▶ **Problem details**: Can the data below be set down again exactly, line for line?

▶ **Entries**:
---+---

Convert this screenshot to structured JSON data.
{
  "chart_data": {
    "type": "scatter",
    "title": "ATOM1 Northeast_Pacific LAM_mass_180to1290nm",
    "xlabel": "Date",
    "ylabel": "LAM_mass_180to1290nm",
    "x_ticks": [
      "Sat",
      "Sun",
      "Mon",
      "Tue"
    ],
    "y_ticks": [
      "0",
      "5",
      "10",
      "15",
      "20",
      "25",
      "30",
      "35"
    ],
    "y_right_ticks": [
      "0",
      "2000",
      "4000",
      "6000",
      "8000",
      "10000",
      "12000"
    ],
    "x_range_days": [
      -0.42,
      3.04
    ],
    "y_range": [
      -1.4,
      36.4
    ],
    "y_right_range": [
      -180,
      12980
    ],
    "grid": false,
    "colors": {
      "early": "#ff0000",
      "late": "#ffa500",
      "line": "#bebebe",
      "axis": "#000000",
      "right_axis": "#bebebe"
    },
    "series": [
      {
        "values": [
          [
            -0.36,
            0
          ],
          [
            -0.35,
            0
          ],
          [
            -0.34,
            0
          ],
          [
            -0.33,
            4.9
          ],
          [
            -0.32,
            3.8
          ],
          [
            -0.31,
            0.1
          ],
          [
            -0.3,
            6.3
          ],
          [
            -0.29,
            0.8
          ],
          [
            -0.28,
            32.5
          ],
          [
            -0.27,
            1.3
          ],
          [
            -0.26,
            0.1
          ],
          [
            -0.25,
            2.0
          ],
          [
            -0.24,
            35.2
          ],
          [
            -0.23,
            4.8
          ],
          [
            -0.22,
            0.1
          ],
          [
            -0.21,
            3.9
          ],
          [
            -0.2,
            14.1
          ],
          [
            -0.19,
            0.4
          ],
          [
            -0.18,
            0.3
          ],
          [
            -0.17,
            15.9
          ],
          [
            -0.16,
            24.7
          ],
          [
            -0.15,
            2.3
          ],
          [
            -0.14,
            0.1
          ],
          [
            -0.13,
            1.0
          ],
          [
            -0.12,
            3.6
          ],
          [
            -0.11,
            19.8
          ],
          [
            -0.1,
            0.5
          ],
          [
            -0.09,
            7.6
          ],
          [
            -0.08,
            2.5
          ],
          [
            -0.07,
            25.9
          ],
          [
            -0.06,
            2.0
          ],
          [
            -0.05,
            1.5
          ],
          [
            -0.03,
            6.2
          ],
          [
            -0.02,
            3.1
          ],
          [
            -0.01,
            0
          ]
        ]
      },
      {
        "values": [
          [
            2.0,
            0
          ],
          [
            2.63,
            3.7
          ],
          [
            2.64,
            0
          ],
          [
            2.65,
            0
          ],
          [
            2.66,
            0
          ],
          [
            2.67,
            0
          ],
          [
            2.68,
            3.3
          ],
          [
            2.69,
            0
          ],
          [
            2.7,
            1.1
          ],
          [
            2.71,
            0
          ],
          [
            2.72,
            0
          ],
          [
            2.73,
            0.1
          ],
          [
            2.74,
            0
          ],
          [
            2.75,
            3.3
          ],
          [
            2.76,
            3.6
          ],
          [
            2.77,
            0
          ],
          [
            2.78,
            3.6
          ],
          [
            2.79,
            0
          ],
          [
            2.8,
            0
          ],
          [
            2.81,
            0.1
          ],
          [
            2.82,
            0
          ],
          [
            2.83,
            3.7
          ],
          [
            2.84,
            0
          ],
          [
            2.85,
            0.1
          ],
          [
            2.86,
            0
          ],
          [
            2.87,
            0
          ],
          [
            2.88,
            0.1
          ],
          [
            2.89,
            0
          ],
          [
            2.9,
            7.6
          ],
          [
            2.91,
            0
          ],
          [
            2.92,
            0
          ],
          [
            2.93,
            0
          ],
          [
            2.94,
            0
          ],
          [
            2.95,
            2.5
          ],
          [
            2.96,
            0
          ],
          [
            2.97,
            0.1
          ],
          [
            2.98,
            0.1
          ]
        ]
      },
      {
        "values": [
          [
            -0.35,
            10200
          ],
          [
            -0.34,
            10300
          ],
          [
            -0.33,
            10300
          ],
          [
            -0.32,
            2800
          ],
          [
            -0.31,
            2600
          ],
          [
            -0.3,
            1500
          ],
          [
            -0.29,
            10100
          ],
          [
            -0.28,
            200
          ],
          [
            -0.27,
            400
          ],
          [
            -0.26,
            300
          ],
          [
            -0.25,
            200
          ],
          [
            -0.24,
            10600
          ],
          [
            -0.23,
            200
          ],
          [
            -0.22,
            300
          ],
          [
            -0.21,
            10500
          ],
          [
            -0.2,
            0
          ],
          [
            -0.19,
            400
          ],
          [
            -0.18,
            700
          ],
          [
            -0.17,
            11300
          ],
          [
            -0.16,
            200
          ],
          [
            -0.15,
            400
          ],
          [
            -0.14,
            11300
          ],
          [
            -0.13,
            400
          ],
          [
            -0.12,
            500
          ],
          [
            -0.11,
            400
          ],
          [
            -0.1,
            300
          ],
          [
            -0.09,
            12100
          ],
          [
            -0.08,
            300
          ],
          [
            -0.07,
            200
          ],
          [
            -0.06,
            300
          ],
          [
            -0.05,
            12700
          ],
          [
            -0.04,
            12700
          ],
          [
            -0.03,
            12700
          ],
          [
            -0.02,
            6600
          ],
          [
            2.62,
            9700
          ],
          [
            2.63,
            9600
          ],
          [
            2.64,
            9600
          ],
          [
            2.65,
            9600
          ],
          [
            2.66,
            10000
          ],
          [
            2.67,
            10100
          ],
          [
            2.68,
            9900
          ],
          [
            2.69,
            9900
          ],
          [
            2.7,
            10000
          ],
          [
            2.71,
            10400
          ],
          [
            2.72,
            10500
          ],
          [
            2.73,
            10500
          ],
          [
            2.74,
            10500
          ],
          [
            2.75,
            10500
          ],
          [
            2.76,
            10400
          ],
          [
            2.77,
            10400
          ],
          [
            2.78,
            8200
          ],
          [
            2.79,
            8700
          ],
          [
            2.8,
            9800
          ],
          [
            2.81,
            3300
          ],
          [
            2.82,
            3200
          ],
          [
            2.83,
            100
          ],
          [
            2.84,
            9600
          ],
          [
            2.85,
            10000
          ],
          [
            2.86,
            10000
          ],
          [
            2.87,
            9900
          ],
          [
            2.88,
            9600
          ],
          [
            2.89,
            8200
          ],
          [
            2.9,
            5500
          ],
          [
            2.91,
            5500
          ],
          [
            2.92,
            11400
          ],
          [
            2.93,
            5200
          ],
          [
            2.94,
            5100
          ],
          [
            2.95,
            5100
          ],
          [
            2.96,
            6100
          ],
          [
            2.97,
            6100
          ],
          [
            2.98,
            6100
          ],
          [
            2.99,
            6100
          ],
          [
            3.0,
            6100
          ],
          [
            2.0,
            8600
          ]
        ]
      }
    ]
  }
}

---+---

▶ **The solution**:
Convert this screenshot to structured JSON data.
{
  "chart_data": {
    "type": "scatter",
    "title": "ATOM1 Northeast_Pacific LAM_mass_180to1290nm",
    "xlabel": "Date",
    "ylabel": "LAM_mass_180to1290nm",
    "x_ticks": [
      "Sat",
      "Sun",
      "Mon",
      "Tue"
    ],
    "y_ticks": [
      "0",
      "5",
      "10",
      "15",
      "20",
      "25",
      "30",
      "35"
    ],
    "y_right_ticks": [
      "0",
      "2000",
      "4000",
      "6000",
      "8000",
      "10000",
      "12000"
    ],
    "x_range_days": [
      -0.42,
      3.04
    ],
    "y_range": [
      -1.4,
      36.4
    ],
    "y_right_range": [
      -180,
      12980
    ],
    "grid": false,
    "colors": {
      "early": "#ff0000",
      "late": "#ffa500",
      "line": "#bebebe",
      "axis": "#000000",
      "right_axis": "#bebebe"
    },
    "series": [
      {
        "values": [
          [
            -0.36,
            0
          ],
          [
            -0.35,
            0
          ],
          [
            -0.34,
            0
          ],
          [
            -0.33,
            4.9
          ],
          [
            -0.32,
            3.8
          ],
          [
            -0.31,
            0.1
          ],
          [
            -0.3,
            6.3
          ],
          [
            -0.29,
            0.8
          ],
          [
            -0.28,
            32.5
          ],
          [
            -0.27,
            1.3
          ],
          [
            -0.26,
            0.1
          ],
          [
            -0.25,
            2.0
          ],
          [
            -0.24,
            35.2
          ],
          [
            -0.23,
            4.8
          ],
          [
            -0.22,
            0.1
          ],
          [
            -0.21,
            3.9
          ],
          [
            -0.2,
            14.1
          ],
          [
            -0.19,
            0.4
          ],
          [
            -0.18,
            0.3
          ],
          [
            -0.17,
            15.9
          ],
          [
            -0.16,
            24.7
          ],
          [
            -0.15,
            2.3
          ],
          [
            -0.14,
            0.1
          ],
          [
            -0.13,
            1.0
          ],
          [
            -0.12,
            3.6
          ],
          [
            -0.11,
            19.8
          ],
          [
            -0.1,
            0.5
          ],
          [
            -0.09,
            7.6
          ],
          [
            -0.08,
            2.5
          ],
          [
            -0.07,
            25.9
          ],
          [
            -0.06,
            2.0
          ],
          [
            -0.05,
            1.5
          ],
          [
            -0.03,
            6.2
          ],
          [
            -0.02,
            3.1
          ],
          [
            -0.01,
            0
          ]
        ]
      },
      {
        "values": [
          [
            2.0,
            0
          ],
          [
            2.63,
            3.7
          ],
          [
            2.64,
            0
          ],
          [
            2.65,
            0
          ],
          [
            2.66,
            0
          ],
          [
            2.67,
            0
          ],
          [
            2.68,
            3.3
          ],
          [
            2.69,
            0
          ],
          [
            2.7,
            1.1
          ],
          [
            2.71,
            0
          ],
          [
            2.72,
            0
          ],
          [
            2.73,
            0.1
          ],
          [
            2.74,
            0
          ],
          [
            2.75,
            3.3
          ],
          [
            2.76,
            3.6
          ],
          [
            2.77,
            0
          ],
          [
            2.78,
            3.6
          ],
          [
            2.79,
            0
          ],
          [
            2.8,
            0
          ],
          [
            2.81,
            0.1
          ],
          [
            2.82,
            0
          ],
          [
            2.83,
            3.7
          ],
          [
            2.84,
            0
          ],
          [
            2.85,
            0.1
          ],
          [
            2.86,
            0
          ],
          [
            2.87,
            0
          ],
          [
            2.88,
            0.1
          ],
          [
            2.89,
            0
          ],
          [
            2.9,
            7.6
          ],
          [
            2.91,
            0
          ],
          [
            2.92,
            0
          ],
          [
            2.93,
            0
          ],
          [
            2.94,
            0
          ],
          [
            2.95,
            2.5
          ],
          [
            2.96,
            0
          ],
          [
            2.97,
            0.1
          ],
          [
            2.98,
            0.1
          ]
        ]
      },
      {
        "values": [
          [
            -0.35,
            10200
          ],
          [
            -0.34,
            10300
          ],
          [
            -0.33,
            10300
          ],
          [
            -0.32,
            2800
          ],
          [
            -0.31,
            2600
          ],
          [
            -0.3,
            1500
          ],
          [
            -0.29,
            10100
          ],
          [
            -0.28,
            200
          ],
          [
            -0.27,
            400
          ],
          [
            -0.26,
            300
          ],
          [
            -0.25,
            200
          ],
          [
            -0.24,
            10600
          ],
          [
            -0.23,
            200
          ],
          [
            -0.22,
            300
          ],
          [
            -0.21,
            10500
          ],
          [
            -0.2,
            0
          ],
          [
            -0.19,
            400
          ],
          [
            -0.18,
            700
          ],
          [
            -0.17,
            11300
          ],
          [
            -0.16,
            200
          ],
          [
            -0.15,
            400
          ],
          [
            -0.14,
            11300
          ],
          [
            -0.13,
            400
          ],
          [
            -0.12,
            500
          ],
          [
            -0.11,
            400
          ],
          [
            -0.1,
            300
          ],
          [
            -0.09,
            12100
          ],
          [
            -0.08,
            300
          ],
          [
            -0.07,
            200
          ],
          [
            -0.06,
            300
          ],
          [
            -0.05,
            12700
          ],
          [
            -0.04,
            12700
          ],
          [
            -0.03,
            12700
          ],
          [
            -0.02,
            6600
          ],
          [
            2.62,
            9700
          ],
          [
            2.63,
            9600
          ],
          [
            2.64,
            9600
          ],
          [
            2.65,
            9600
          ],
          [
            2.66,
            10000
          ],
          [
            2.67,
            10100
          ],
          [
            2.68,
            9900
          ],
          [
            2.69,
            9900
          ],
          [
            2.7,
            10000
          ],
          [
            2.71,
            10400
          ],
          [
            2.72,
            10500
          ],
          [
            2.73,
            10500
          ],
          [
            2.74,
            10500
          ],
          [
            2.75,
            10500
          ],
          [
            2.76,
            10400
          ],
          [
            2.77,
            10400
          ],
          [
            2.78,
            8200
          ],
          [
            2.79,
            8700
          ],
          [
            2.8,
            9800
          ],
          [
            2.81,
            3300
          ],
          [
            2.82,
            3200
          ],
          [
            2.83,
            100
          ],
          [
            2.84,
            9600
          ],
          [
            2.85,
            10000
          ],
          [
            2.86,
            10000
          ],
          [
            2.87,
            9900
          ],
          [
            2.88,
            9600
          ],
          [
            2.89,
            8200
          ],
          [
            2.9,
            5500
          ],
          [
            2.91,
            5500
          ],
          [
            2.92,
            11400
          ],
          [
            2.93,
            5200
          ],
          [
            2.94,
            5100
          ],
          [
            2.95,
            5100
          ],
          [
            2.96,
            6100
          ],
          [
            2.97,
            6100
          ],
          [
            2.98,
            6100
          ],
          [
            2.99,
            6100
          ],
          [
            3.0,
            6100
          ],
          [
            2.0,
            8600
          ]
        ]
      }
    ]
  }
}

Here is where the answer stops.